Data shown:
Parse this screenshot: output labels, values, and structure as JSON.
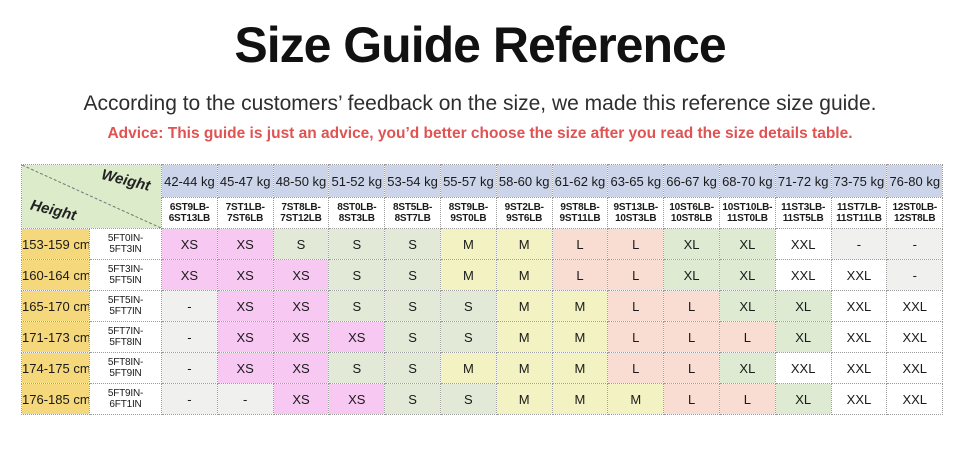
{
  "header": {
    "title": "Size Guide Reference",
    "subtitle": "According to the customers’ feedback on the size, we made this reference size guide.",
    "advice": "Advice: This guide is just an advice, you’d better choose the size after you read the size details table."
  },
  "table": {
    "corner": {
      "weight_label": "Weight",
      "height_label": "Height"
    },
    "weight_columns": [
      {
        "kg": "42-44 kg",
        "lb": [
          "6ST9LB-",
          "6ST13LB"
        ]
      },
      {
        "kg": "45-47 kg",
        "lb": [
          "7ST1LB-",
          "7ST6LB"
        ]
      },
      {
        "kg": "48-50 kg",
        "lb": [
          "7ST8LB-",
          "7ST12LB"
        ]
      },
      {
        "kg": "51-52 kg",
        "lb": [
          "8ST0LB-",
          "8ST3LB"
        ]
      },
      {
        "kg": "53-54 kg",
        "lb": [
          "8ST5LB-",
          "8ST7LB"
        ]
      },
      {
        "kg": "55-57 kg",
        "lb": [
          "8ST9LB-",
          "9ST0LB"
        ]
      },
      {
        "kg": "58-60 kg",
        "lb": [
          "9ST2LB-",
          "9ST6LB"
        ]
      },
      {
        "kg": "61-62 kg",
        "lb": [
          "9ST8LB-",
          "9ST11LB"
        ]
      },
      {
        "kg": "63-65 kg",
        "lb": [
          "9ST13LB-",
          "10ST3LB"
        ]
      },
      {
        "kg": "66-67 kg",
        "lb": [
          "10ST6LB-",
          "10ST8LB"
        ]
      },
      {
        "kg": "68-70 kg",
        "lb": [
          "10ST10LB-",
          "11ST0LB"
        ]
      },
      {
        "kg": "71-72 kg",
        "lb": [
          "11ST3LB-",
          "11ST5LB"
        ]
      },
      {
        "kg": "73-75 kg",
        "lb": [
          "11ST7LB-",
          "11ST11LB"
        ]
      },
      {
        "kg": "76-80 kg",
        "lb": [
          "12ST0LB-",
          "12ST8LB"
        ]
      }
    ],
    "rows": [
      {
        "cm": "153-159 cm",
        "ftin": [
          "5FT0IN-",
          "5FT3IN"
        ],
        "sizes": [
          "XS",
          "XS",
          "S",
          "S",
          "S",
          "M",
          "M",
          "L",
          "L",
          "XL",
          "XL",
          "XXL",
          "-",
          "-"
        ]
      },
      {
        "cm": "160-164 cm",
        "ftin": [
          "5FT3IN-",
          "5FT5IN"
        ],
        "sizes": [
          "XS",
          "XS",
          "XS",
          "S",
          "S",
          "M",
          "M",
          "L",
          "L",
          "XL",
          "XL",
          "XXL",
          "XXL",
          "-"
        ]
      },
      {
        "cm": "165-170 cm",
        "ftin": [
          "5FT5IN-",
          "5FT7IN"
        ],
        "sizes": [
          "-",
          "XS",
          "XS",
          "S",
          "S",
          "S",
          "M",
          "M",
          "L",
          "L",
          "XL",
          "XL",
          "XXL",
          "XXL"
        ]
      },
      {
        "cm": "171-173 cm",
        "ftin": [
          "5FT7IN-",
          "5FT8IN"
        ],
        "sizes": [
          "-",
          "XS",
          "XS",
          "XS",
          "S",
          "S",
          "M",
          "M",
          "L",
          "L",
          "L",
          "XL",
          "XXL",
          "XXL"
        ]
      },
      {
        "cm": "174-175 cm",
        "ftin": [
          "5FT8IN-",
          "5FT9IN"
        ],
        "sizes": [
          "-",
          "XS",
          "XS",
          "S",
          "S",
          "M",
          "M",
          "M",
          "L",
          "L",
          "XL",
          "XXL",
          "XXL",
          "XXL"
        ]
      },
      {
        "cm": "176-185 cm",
        "ftin": [
          "5FT9IN-",
          "6FT1IN"
        ],
        "sizes": [
          "-",
          "-",
          "XS",
          "XS",
          "S",
          "S",
          "M",
          "M",
          "M",
          "L",
          "L",
          "XL",
          "XXL",
          "XXL"
        ]
      }
    ],
    "size_colors": {
      "XS": "#f7c8f1",
      "S": "#e3e9d7",
      "M": "#f2f2c2",
      "L": "#f9ddd2",
      "XL": "#deead2",
      "XXL": "#ffffff",
      "-": "#f0f0ee"
    },
    "theme": {
      "corner_bg": "#dcecca",
      "kg_header_bg": "#ccd4e9",
      "lb_header_bg": "#ffffff",
      "height_col_bg": "#f5d87c",
      "ftin_col_bg": "#ffffff",
      "border_color": "#9b9b9b",
      "advice_color": "#e05353",
      "diagonal_color": "#777777"
    }
  }
}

Task to complete:
Write out every line of the data that holds the word "ffffff".

Answer to the task:
      "XXL": "#ffffff",
      "lb_header_bg": "#ffffff",
      "ftin_col_bg": "#ffffff",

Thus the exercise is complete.